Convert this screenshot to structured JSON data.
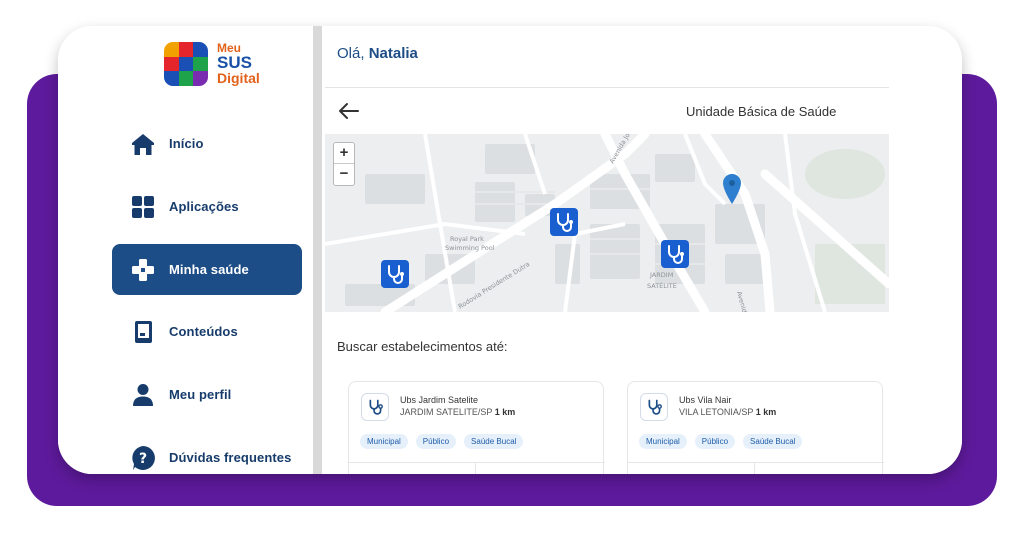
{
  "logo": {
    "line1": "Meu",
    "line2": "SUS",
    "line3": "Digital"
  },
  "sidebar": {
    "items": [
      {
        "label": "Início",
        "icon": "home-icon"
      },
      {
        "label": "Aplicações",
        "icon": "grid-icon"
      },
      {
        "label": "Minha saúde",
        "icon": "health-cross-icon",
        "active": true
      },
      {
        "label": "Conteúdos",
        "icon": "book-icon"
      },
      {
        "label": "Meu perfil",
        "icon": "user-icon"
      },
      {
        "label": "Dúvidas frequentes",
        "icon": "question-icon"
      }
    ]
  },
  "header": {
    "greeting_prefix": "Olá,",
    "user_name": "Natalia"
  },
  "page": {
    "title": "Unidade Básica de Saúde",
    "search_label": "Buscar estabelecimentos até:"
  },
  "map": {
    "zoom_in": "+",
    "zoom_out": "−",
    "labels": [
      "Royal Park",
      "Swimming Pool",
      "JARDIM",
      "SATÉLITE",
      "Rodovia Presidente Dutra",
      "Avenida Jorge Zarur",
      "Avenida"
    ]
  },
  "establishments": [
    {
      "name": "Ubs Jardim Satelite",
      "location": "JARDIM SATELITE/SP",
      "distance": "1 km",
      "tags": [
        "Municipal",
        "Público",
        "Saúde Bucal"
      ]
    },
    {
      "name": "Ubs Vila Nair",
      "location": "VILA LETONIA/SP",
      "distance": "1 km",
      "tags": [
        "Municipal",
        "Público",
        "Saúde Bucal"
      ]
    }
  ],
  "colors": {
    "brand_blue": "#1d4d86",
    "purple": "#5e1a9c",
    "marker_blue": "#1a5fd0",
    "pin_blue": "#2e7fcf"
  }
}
+ + + +
_Exercise description_. Report only how many lines of the listing hold the word "location".

_Solution for this problem_. 2